→ **Exercise brief**:
Copy out each line exactly; pictures stay out of the copy.

** START OF Raw data **

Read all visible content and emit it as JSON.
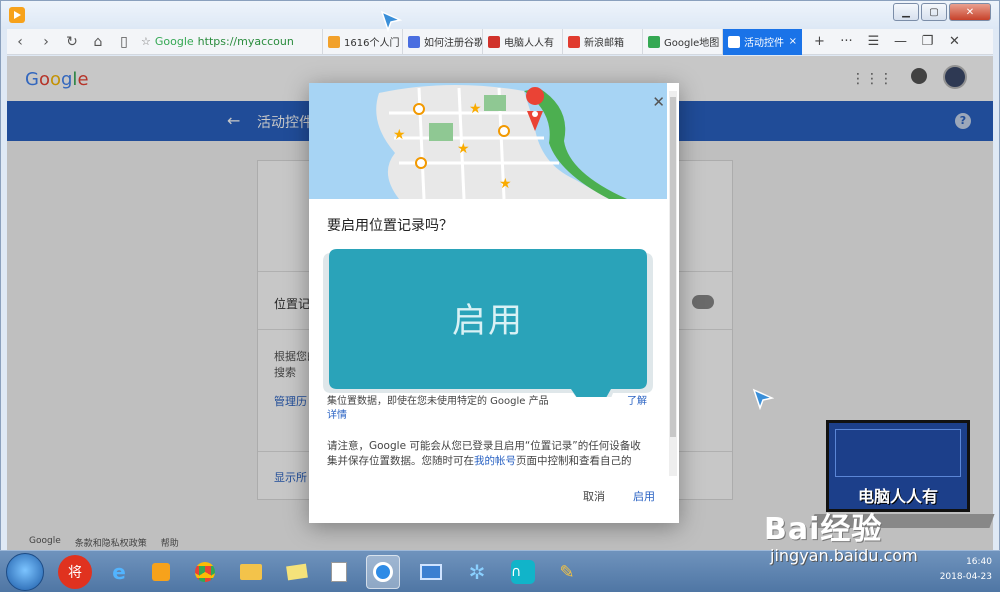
{
  "browser": {
    "address_prefix": "Google",
    "url": "https://myaccoun",
    "tabs": [
      {
        "label": "1616个人门",
        "color": "#f2a12b"
      },
      {
        "label": "如何注册谷歌",
        "color": "#4a6ee0"
      },
      {
        "label": "电脑人人有",
        "color": "#d0322b"
      },
      {
        "label": "新浪邮箱",
        "color": "#e03b2f"
      },
      {
        "label": "Google地图",
        "color": "#34a853"
      },
      {
        "label": "活动控件",
        "color": "#4285f4"
      }
    ],
    "active_tab_close": "×",
    "new_tab": "+",
    "more": "···",
    "menu": "☰"
  },
  "page": {
    "logo": "Google",
    "header_title": "活动控件",
    "setting_label": "位置记",
    "desc_text": "根据您的图搜索",
    "manage_link": "管理历",
    "show_all_link": "显示所",
    "footer": {
      "google": "Google",
      "terms": "条款和隐私权政策",
      "help": "帮助"
    }
  },
  "dialog": {
    "question": "要启用位置记录吗？",
    "overlay_label": "启用",
    "partial_text": "集位置数据，即使在您未使用特定的 Google 产品",
    "partial_more": "详情",
    "partial_more2": "了解",
    "notice_before": "请注意，Google 可能会从您已登录且启用“位置记录”的任何设备收集并保存位置数据。您随时可在",
    "notice_link": "我的帐号",
    "notice_after": "页面中控制和查看自己的",
    "cancel": "取消",
    "enable": "启用"
  },
  "watermark": {
    "image_title": "电脑人人有",
    "baidu": "Bai经验",
    "url": "jingyan.baidu.com"
  },
  "taskbar": {
    "time": "16:40",
    "date": "2018-04-23"
  },
  "colors": {
    "google_blue": "#2962c3",
    "teal_overlay": "#2aa3b9",
    "active_tab": "#1a73e8"
  }
}
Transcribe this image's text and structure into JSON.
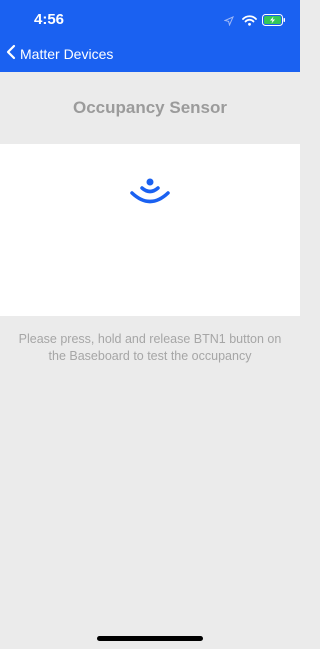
{
  "status_bar": {
    "time": "4:56",
    "icons": [
      "location-arrow-icon",
      "wifi-icon",
      "battery-charging-icon"
    ]
  },
  "nav": {
    "back_label": "Matter Devices",
    "back_icon": "chevron-left-icon"
  },
  "page": {
    "title": "Occupancy Sensor",
    "sensor_icon": "occupancy-signal-icon",
    "instructions_line1": "Please press, hold and release BTN1 button on",
    "instructions_line2": "the Baseboard to test the occupancy"
  },
  "colors": {
    "accent": "#1a61f1",
    "icon_blue": "#1a61f1",
    "background": "#ebebeb",
    "title_gray": "#9b9b9b",
    "battery_green": "#34c759"
  }
}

** END OF Raw data **

→ **Final result**:
Read all visible content and emit it as JSON.
{
  "browser": {
    "address_prefix": "Google",
    "url": "https://myaccoun",
    "tabs": [
      {
        "label": "1616个人门",
        "color": "#f2a12b"
      },
      {
        "label": "如何注册谷歌",
        "color": "#4a6ee0"
      },
      {
        "label": "电脑人人有",
        "color": "#d0322b"
      },
      {
        "label": "新浪邮箱",
        "color": "#e03b2f"
      },
      {
        "label": "Google地图",
        "color": "#34a853"
      },
      {
        "label": "活动控件",
        "color": "#4285f4"
      }
    ],
    "active_tab_close": "×",
    "new_tab": "+",
    "more": "···",
    "menu": "☰"
  },
  "page": {
    "logo": "Google",
    "header_title": "活动控件",
    "setting_label": "位置记",
    "desc_text": "根据您的图搜索",
    "manage_link": "管理历",
    "show_all_link": "显示所",
    "footer": {
      "google": "Google",
      "terms": "条款和隐私权政策",
      "help": "帮助"
    }
  },
  "dialog": {
    "question": "要启用位置记录吗？",
    "overlay_label": "启用",
    "partial_text": "集位置数据，即使在您未使用特定的 Google 产品",
    "partial_more": "详情",
    "partial_more2": "了解",
    "notice_before": "请注意，Google 可能会从您已登录且启用“位置记录”的任何设备收集并保存位置数据。您随时可在",
    "notice_link": "我的帐号",
    "notice_after": "页面中控制和查看自己的",
    "cancel": "取消",
    "enable": "启用"
  },
  "watermark": {
    "image_title": "电脑人人有",
    "baidu": "Bai经验",
    "url": "jingyan.baidu.com"
  },
  "taskbar": {
    "time": "16:40",
    "date": "2018-04-23"
  },
  "colors": {
    "google_blue": "#2962c3",
    "teal_overlay": "#2aa3b9",
    "active_tab": "#1a73e8"
  }
}
Transcribe this image's text and structure into JSON.
{
  "status_bar": {
    "time": "4:56",
    "icons": [
      "location-arrow-icon",
      "wifi-icon",
      "battery-charging-icon"
    ]
  },
  "nav": {
    "back_label": "Matter Devices",
    "back_icon": "chevron-left-icon"
  },
  "page": {
    "title": "Occupancy Sensor",
    "sensor_icon": "occupancy-signal-icon",
    "instructions_line1": "Please press, hold and release BTN1 button on",
    "instructions_line2": "the Baseboard to test the occupancy"
  },
  "colors": {
    "accent": "#1a61f1",
    "icon_blue": "#1a61f1",
    "background": "#ebebeb",
    "title_gray": "#9b9b9b",
    "battery_green": "#34c759"
  }
}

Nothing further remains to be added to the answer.